── MATERIALS PROVIDED

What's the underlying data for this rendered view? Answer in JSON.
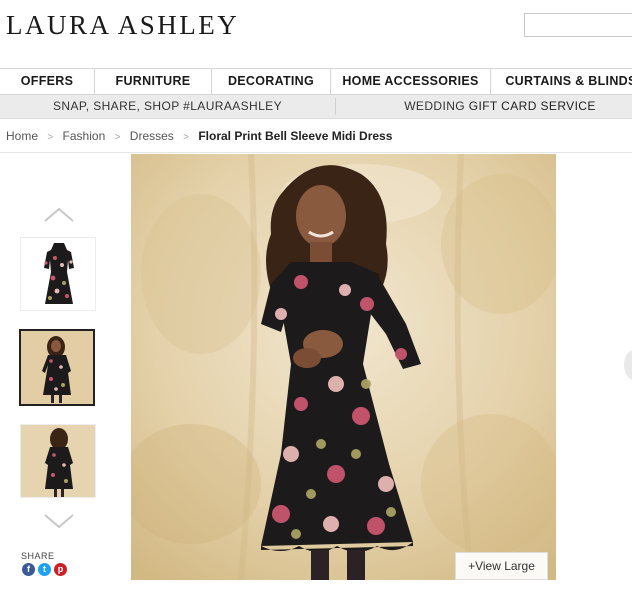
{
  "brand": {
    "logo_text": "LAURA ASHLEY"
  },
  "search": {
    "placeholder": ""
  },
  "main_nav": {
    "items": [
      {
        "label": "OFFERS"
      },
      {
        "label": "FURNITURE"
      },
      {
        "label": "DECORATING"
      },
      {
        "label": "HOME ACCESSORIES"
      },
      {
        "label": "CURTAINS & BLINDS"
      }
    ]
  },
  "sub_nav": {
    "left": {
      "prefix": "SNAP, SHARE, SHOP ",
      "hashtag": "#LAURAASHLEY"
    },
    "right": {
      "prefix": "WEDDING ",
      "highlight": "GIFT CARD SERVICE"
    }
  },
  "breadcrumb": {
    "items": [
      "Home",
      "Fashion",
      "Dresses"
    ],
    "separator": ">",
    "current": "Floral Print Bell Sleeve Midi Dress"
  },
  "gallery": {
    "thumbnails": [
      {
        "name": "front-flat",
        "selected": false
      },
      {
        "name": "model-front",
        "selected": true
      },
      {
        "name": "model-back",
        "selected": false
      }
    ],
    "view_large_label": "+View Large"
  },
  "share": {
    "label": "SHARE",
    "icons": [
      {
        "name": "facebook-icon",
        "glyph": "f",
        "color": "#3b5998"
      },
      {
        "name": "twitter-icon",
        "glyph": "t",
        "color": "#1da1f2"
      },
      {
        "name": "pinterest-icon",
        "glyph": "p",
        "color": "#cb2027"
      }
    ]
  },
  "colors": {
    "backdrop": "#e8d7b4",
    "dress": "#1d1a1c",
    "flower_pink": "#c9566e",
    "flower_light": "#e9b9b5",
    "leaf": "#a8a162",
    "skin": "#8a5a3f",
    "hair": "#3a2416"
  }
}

────

Pictures are not part of the copy; reproduce everything else in the records exactly.

What's the underlying data for this rendered view? Answer in JSON.
{
  "brand": {
    "logo_text": "LAURA ASHLEY"
  },
  "search": {
    "placeholder": ""
  },
  "main_nav": {
    "items": [
      {
        "label": "OFFERS"
      },
      {
        "label": "FURNITURE"
      },
      {
        "label": "DECORATING"
      },
      {
        "label": "HOME ACCESSORIES"
      },
      {
        "label": "CURTAINS & BLINDS"
      }
    ]
  },
  "sub_nav": {
    "left": {
      "prefix": "SNAP, SHARE, SHOP ",
      "hashtag": "#LAURAASHLEY"
    },
    "right": {
      "prefix": "WEDDING ",
      "highlight": "GIFT CARD SERVICE"
    }
  },
  "breadcrumb": {
    "items": [
      "Home",
      "Fashion",
      "Dresses"
    ],
    "separator": ">",
    "current": "Floral Print Bell Sleeve Midi Dress"
  },
  "gallery": {
    "thumbnails": [
      {
        "name": "front-flat",
        "selected": false
      },
      {
        "name": "model-front",
        "selected": true
      },
      {
        "name": "model-back",
        "selected": false
      }
    ],
    "view_large_label": "+View Large"
  },
  "share": {
    "label": "SHARE",
    "icons": [
      {
        "name": "facebook-icon",
        "glyph": "f",
        "color": "#3b5998"
      },
      {
        "name": "twitter-icon",
        "glyph": "t",
        "color": "#1da1f2"
      },
      {
        "name": "pinterest-icon",
        "glyph": "p",
        "color": "#cb2027"
      }
    ]
  },
  "colors": {
    "backdrop": "#e8d7b4",
    "dress": "#1d1a1c",
    "flower_pink": "#c9566e",
    "flower_light": "#e9b9b5",
    "leaf": "#a8a162",
    "skin": "#8a5a3f",
    "hair": "#3a2416"
  }
}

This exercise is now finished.